### Records to process
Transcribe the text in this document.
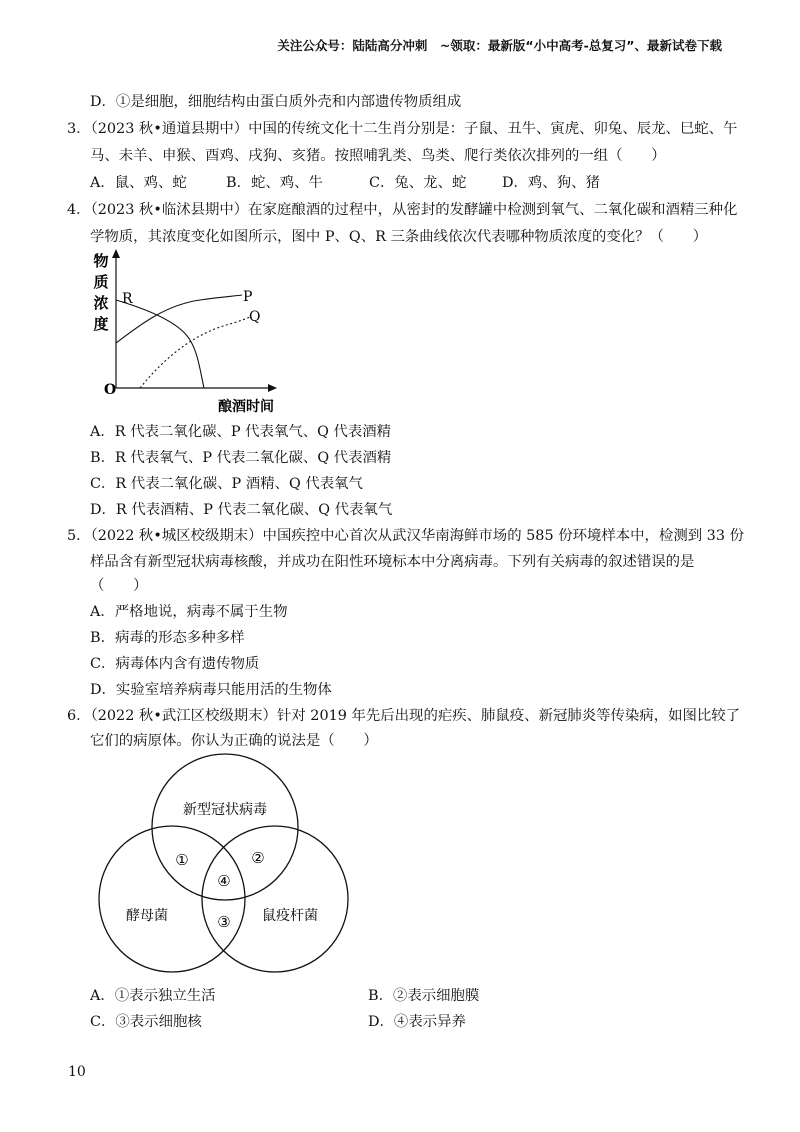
关注公众号：陆陆高分冲刺　~领取：最新版“小中高考-总复习”、最新试卷下载
D．①是细胞，细胞结构由蛋白质外壳和内部遗传物质组成
3．（2023 秋•通道县期中）中国的传统文化十二生肖分别是：子鼠、丑牛、寅虎、卯兔、辰龙、巳蛇、午
马、未羊、申猴、酉鸡、戌狗、亥猪。按照哺乳类、鸟类、爬行类依次排列的一组（　　）
A．鼠、鸡、蛇	B．蛇、鸡、牛	C．兔、龙、蛇 D．鸡、狗、猪
4．（2023 秋•临沭县期中）在家庭酿酒的过程中，从密封的发酵罐中检测到氧气、二氧化碳和酒精三种化
学物质，其浓度变化如图所示，图中 P、Q、R 三条曲线依次代表哪种物质浓度的变化？（　　）
物
质
浓
度
O
酿酒时间
R	P
Q
A．R 代表二氧化碳、P 代表氧气、Q 代表酒精
B．R 代表氧气、P 代表二氧化碳、Q 代表酒精
C．R 代表二氧化碳、P 酒精、Q 代表氧气
D．R 代表酒精、P 代表二氧化碳、Q 代表氧气
5．（2022 秋•城区校级期末）中国疾控中心首次从武汉华南海鲜市场的 585 份环境样本中，检测到 33 份
样品含有新型冠状病毒核酸，并成功在阳性环境标本中分离病毒。下列有关病毒的叙述错误的是
（　　）
A．严格地说，病毒不属于生物
B．病毒的形态多种多样
C．病毒体内含有遗传物质
D．实验室培养病毒只能用活的生物体
6．（2022 秋•武江区校级期末）针对 2019 年先后出现的疟疾、肺鼠疫、新冠肺炎等传染病，如图比较了
它们的病原体。你认为正确的说法是（　　）
新型冠状病毒
酵母菌	鼠疫杆菌
①	②
③
④
A．①表示独立生活	B．②表示细胞膜
C．③表示细胞核	D．④表示异养
10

### Aim
Each entry must be retyped word for word, with every image omitted.

### Worked answer
Transcribe the text in this document.
关注公众号：陆陆高分冲刺　~领取：最新版“小中高考-总复习”、最新试卷下载
D．①是细胞，细胞结构由蛋白质外壳和内部遗传物质组成
3．（2023 秋•通道县期中）中国的传统文化十二生肖分别是：子鼠、丑牛、寅虎、卯兔、辰龙、巳蛇、午
马、未羊、申猴、酉鸡、戌狗、亥猪。按照哺乳类、鸟类、爬行类依次排列的一组（　　）
A．鼠、鸡、蛇	B．蛇、鸡、牛	C．兔、龙、蛇 D．鸡、狗、猪
4．（2023 秋•临沭县期中）在家庭酿酒的过程中，从密封的发酵罐中检测到氧气、二氧化碳和酒精三种化
学物质，其浓度变化如图所示，图中 P、Q、R 三条曲线依次代表哪种物质浓度的变化？（　　）
物
质
浓
度
O
酿酒时间
R	P
Q
A．R 代表二氧化碳、P 代表氧气、Q 代表酒精
B．R 代表氧气、P 代表二氧化碳、Q 代表酒精
C．R 代表二氧化碳、P 酒精、Q 代表氧气
D．R 代表酒精、P 代表二氧化碳、Q 代表氧气
5．（2022 秋•城区校级期末）中国疾控中心首次从武汉华南海鲜市场的 585 份环境样本中，检测到 33 份
样品含有新型冠状病毒核酸，并成功在阳性环境标本中分离病毒。下列有关病毒的叙述错误的是
（　　）
A．严格地说，病毒不属于生物
B．病毒的形态多种多样
C．病毒体内含有遗传物质
D．实验室培养病毒只能用活的生物体
6．（2022 秋•武江区校级期末）针对 2019 年先后出现的疟疾、肺鼠疫、新冠肺炎等传染病，如图比较了
它们的病原体。你认为正确的说法是（　　）
新型冠状病毒
酵母菌	鼠疫杆菌
①	②
③
④
A．①表示独立生活	B．②表示细胞膜
C．③表示细胞核	D．④表示异养
10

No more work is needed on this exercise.